* start INFORMATION GIVEN *
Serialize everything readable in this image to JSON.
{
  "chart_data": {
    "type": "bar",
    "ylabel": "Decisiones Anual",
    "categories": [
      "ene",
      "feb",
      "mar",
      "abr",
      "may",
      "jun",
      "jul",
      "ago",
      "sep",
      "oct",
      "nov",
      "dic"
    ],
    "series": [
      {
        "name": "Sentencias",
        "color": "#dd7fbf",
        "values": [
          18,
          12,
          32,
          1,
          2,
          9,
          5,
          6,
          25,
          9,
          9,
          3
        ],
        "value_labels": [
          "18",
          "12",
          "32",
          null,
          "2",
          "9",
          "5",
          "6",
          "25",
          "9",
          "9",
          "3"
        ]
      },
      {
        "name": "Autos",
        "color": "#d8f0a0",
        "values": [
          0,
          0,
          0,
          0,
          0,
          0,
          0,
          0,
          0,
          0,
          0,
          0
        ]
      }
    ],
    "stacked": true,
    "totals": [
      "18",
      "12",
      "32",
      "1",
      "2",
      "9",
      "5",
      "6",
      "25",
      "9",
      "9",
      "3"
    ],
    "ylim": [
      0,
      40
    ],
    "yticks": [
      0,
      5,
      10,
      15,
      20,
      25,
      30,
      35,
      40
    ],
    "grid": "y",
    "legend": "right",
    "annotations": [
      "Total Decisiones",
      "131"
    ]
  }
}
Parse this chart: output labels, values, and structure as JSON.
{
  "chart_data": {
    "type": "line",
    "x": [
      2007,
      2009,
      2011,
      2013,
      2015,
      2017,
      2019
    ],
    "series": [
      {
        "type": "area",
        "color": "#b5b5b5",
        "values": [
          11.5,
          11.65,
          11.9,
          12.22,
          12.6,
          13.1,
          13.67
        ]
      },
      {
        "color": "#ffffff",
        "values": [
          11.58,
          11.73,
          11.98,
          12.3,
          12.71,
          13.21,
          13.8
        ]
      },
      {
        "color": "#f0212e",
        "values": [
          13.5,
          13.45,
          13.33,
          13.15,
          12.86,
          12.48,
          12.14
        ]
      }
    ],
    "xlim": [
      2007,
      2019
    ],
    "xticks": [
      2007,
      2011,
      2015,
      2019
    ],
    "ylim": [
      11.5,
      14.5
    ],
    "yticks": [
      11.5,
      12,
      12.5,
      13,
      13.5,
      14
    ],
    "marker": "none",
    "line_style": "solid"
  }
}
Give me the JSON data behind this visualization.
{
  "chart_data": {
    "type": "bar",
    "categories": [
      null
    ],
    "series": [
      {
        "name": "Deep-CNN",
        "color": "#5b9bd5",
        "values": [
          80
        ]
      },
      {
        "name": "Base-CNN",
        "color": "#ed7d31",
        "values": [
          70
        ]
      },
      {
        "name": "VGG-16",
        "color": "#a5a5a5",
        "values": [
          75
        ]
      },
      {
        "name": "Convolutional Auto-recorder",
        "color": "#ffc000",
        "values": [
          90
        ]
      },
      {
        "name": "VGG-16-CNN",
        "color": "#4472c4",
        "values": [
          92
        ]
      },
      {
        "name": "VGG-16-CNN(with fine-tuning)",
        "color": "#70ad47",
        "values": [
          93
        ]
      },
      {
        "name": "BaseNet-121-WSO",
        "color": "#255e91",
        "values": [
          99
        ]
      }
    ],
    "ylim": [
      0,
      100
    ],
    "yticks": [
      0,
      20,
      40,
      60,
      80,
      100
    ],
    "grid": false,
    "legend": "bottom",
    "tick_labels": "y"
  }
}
* end INFORMATION GIVEN *
YOUR TASK
Retype all of the entries precisely as they are.

CORRECT RESPONSE
Serialize everything readable in this image to JSON.
{
  "chart_data": {
    "type": "bar",
    "ylabel": "Decisiones Anual",
    "categories": [
      "ene",
      "feb",
      "mar",
      "abr",
      "may",
      "jun",
      "jul",
      "ago",
      "sep",
      "oct",
      "nov",
      "dic"
    ],
    "series": [
      {
        "name": "Sentencias",
        "color": "#dd7fbf",
        "values": [
          18,
          12,
          32,
          1,
          2,
          9,
          5,
          6,
          25,
          9,
          9,
          3
        ],
        "value_labels": [
          "18",
          "12",
          "32",
          null,
          "2",
          "9",
          "5",
          "6",
          "25",
          "9",
          "9",
          "3"
        ]
      },
      {
        "name": "Autos",
        "color": "#d8f0a0",
        "values": [
          0,
          0,
          0,
          0,
          0,
          0,
          0,
          0,
          0,
          0,
          0,
          0
        ]
      }
    ],
    "stacked": true,
    "totals": [
      "18",
      "12",
      "32",
      "1",
      "2",
      "9",
      "5",
      "6",
      "25",
      "9",
      "9",
      "3"
    ],
    "ylim": [
      0,
      40
    ],
    "yticks": [
      0,
      5,
      10,
      15,
      20,
      25,
      30,
      35,
      40
    ],
    "grid": "y",
    "legend": "right",
    "annotations": [
      "Total Decisiones",
      "131"
    ]
  }
}
Parse this chart: output labels, values, and structure as JSON.
{
  "chart_data": {
    "type": "line",
    "x": [
      2007,
      2009,
      2011,
      2013,
      2015,
      2017,
      2019
    ],
    "series": [
      {
        "type": "area",
        "color": "#b5b5b5",
        "values": [
          11.5,
          11.65,
          11.9,
          12.22,
          12.6,
          13.1,
          13.67
        ]
      },
      {
        "color": "#ffffff",
        "values": [
          11.58,
          11.73,
          11.98,
          12.3,
          12.71,
          13.21,
          13.8
        ]
      },
      {
        "color": "#f0212e",
        "values": [
          13.5,
          13.45,
          13.33,
          13.15,
          12.86,
          12.48,
          12.14
        ]
      }
    ],
    "xlim": [
      2007,
      2019
    ],
    "xticks": [
      2007,
      2011,
      2015,
      2019
    ],
    "ylim": [
      11.5,
      14.5
    ],
    "yticks": [
      11.5,
      12,
      12.5,
      13,
      13.5,
      14
    ],
    "marker": "none",
    "line_style": "solid"
  }
}
Give me the JSON data behind this visualization.
{
  "chart_data": {
    "type": "bar",
    "categories": [
      null
    ],
    "series": [
      {
        "name": "Deep-CNN",
        "color": "#5b9bd5",
        "values": [
          80
        ]
      },
      {
        "name": "Base-CNN",
        "color": "#ed7d31",
        "values": [
          70
        ]
      },
      {
        "name": "VGG-16",
        "color": "#a5a5a5",
        "values": [
          75
        ]
      },
      {
        "name": "Convolutional Auto-recorder",
        "color": "#ffc000",
        "values": [
          90
        ]
      },
      {
        "name": "VGG-16-CNN",
        "color": "#4472c4",
        "values": [
          92
        ]
      },
      {
        "name": "VGG-16-CNN(with fine-tuning)",
        "color": "#70ad47",
        "values": [
          93
        ]
      },
      {
        "name": "BaseNet-121-WSO",
        "color": "#255e91",
        "values": [
          99
        ]
      }
    ],
    "ylim": [
      0,
      100
    ],
    "yticks": [
      0,
      20,
      40,
      60,
      80,
      100
    ],
    "grid": false,
    "legend": "bottom",
    "tick_labels": "y"
  }
}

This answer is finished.